* Start *

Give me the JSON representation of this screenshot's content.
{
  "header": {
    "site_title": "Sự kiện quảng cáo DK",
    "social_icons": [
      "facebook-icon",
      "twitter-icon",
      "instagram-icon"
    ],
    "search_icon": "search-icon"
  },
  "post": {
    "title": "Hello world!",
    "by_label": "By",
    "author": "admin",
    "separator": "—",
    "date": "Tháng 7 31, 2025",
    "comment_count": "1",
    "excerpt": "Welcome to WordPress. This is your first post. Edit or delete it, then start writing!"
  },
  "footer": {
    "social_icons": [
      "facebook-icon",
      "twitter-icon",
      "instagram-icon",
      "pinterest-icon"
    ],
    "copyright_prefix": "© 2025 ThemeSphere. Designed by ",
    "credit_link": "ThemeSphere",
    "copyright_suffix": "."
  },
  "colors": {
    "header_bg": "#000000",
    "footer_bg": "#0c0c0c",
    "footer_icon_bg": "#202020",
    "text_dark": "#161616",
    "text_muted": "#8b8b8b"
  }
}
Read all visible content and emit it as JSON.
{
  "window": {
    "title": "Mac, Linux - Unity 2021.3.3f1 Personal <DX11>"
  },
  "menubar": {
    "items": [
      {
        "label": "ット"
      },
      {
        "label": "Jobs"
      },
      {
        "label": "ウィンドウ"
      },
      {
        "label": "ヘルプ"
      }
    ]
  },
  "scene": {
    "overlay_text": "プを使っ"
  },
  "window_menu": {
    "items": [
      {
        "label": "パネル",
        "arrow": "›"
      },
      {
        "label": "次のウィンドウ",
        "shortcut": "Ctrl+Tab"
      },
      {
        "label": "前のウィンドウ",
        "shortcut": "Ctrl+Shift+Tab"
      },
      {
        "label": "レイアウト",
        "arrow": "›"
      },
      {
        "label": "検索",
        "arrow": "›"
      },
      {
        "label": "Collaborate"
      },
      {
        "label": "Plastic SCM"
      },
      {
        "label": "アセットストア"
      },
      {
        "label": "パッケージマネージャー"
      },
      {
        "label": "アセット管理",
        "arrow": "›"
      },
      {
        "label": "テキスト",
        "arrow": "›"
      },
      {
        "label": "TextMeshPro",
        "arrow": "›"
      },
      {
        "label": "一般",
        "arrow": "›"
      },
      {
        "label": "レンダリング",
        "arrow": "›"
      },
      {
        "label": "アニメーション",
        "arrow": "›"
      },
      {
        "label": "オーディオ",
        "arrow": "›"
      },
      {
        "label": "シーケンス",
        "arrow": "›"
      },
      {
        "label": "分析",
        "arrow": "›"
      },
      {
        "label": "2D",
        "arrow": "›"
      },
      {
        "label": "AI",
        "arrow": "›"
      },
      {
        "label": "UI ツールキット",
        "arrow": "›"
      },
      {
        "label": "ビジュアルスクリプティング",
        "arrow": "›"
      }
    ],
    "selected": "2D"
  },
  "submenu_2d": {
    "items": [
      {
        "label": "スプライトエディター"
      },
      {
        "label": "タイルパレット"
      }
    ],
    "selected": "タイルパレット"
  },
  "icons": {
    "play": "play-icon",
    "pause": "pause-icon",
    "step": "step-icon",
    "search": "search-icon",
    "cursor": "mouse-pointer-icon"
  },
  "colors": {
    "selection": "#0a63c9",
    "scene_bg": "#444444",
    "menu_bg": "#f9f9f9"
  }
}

* End *

Print the listing above in its entirety, with every line exact.

### Written response
Give me the JSON representation of this screenshot's content.
{
  "header": {
    "site_title": "Sự kiện quảng cáo DK",
    "social_icons": [
      "facebook-icon",
      "twitter-icon",
      "instagram-icon"
    ],
    "search_icon": "search-icon"
  },
  "post": {
    "title": "Hello world!",
    "by_label": "By",
    "author": "admin",
    "separator": "—",
    "date": "Tháng 7 31, 2025",
    "comment_count": "1",
    "excerpt": "Welcome to WordPress. This is your first post. Edit or delete it, then start writing!"
  },
  "footer": {
    "social_icons": [
      "facebook-icon",
      "twitter-icon",
      "instagram-icon",
      "pinterest-icon"
    ],
    "copyright_prefix": "© 2025 ThemeSphere. Designed by ",
    "credit_link": "ThemeSphere",
    "copyright_suffix": "."
  },
  "colors": {
    "header_bg": "#000000",
    "footer_bg": "#0c0c0c",
    "footer_icon_bg": "#202020",
    "text_dark": "#161616",
    "text_muted": "#8b8b8b"
  }
}
Read all visible content and emit it as JSON.
{
  "window": {
    "title": "Mac, Linux - Unity 2021.3.3f1 Personal <DX11>"
  },
  "menubar": {
    "items": [
      {
        "label": "ット"
      },
      {
        "label": "Jobs"
      },
      {
        "label": "ウィンドウ"
      },
      {
        "label": "ヘルプ"
      }
    ]
  },
  "scene": {
    "overlay_text": "プを使っ"
  },
  "window_menu": {
    "items": [
      {
        "label": "パネル",
        "arrow": "›"
      },
      {
        "label": "次のウィンドウ",
        "shortcut": "Ctrl+Tab"
      },
      {
        "label": "前のウィンドウ",
        "shortcut": "Ctrl+Shift+Tab"
      },
      {
        "label": "レイアウト",
        "arrow": "›"
      },
      {
        "label": "検索",
        "arrow": "›"
      },
      {
        "label": "Collaborate"
      },
      {
        "label": "Plastic SCM"
      },
      {
        "label": "アセットストア"
      },
      {
        "label": "パッケージマネージャー"
      },
      {
        "label": "アセット管理",
        "arrow": "›"
      },
      {
        "label": "テキスト",
        "arrow": "›"
      },
      {
        "label": "TextMeshPro",
        "arrow": "›"
      },
      {
        "label": "一般",
        "arrow": "›"
      },
      {
        "label": "レンダリング",
        "arrow": "›"
      },
      {
        "label": "アニメーション",
        "arrow": "›"
      },
      {
        "label": "オーディオ",
        "arrow": "›"
      },
      {
        "label": "シーケンス",
        "arrow": "›"
      },
      {
        "label": "分析",
        "arrow": "›"
      },
      {
        "label": "2D",
        "arrow": "›"
      },
      {
        "label": "AI",
        "arrow": "›"
      },
      {
        "label": "UI ツールキット",
        "arrow": "›"
      },
      {
        "label": "ビジュアルスクリプティング",
        "arrow": "›"
      }
    ],
    "selected": "2D"
  },
  "submenu_2d": {
    "items": [
      {
        "label": "スプライトエディター"
      },
      {
        "label": "タイルパレット"
      }
    ],
    "selected": "タイルパレット"
  },
  "icons": {
    "play": "play-icon",
    "pause": "pause-icon",
    "step": "step-icon",
    "search": "search-icon",
    "cursor": "mouse-pointer-icon"
  },
  "colors": {
    "selection": "#0a63c9",
    "scene_bg": "#444444",
    "menu_bg": "#f9f9f9"
  }
}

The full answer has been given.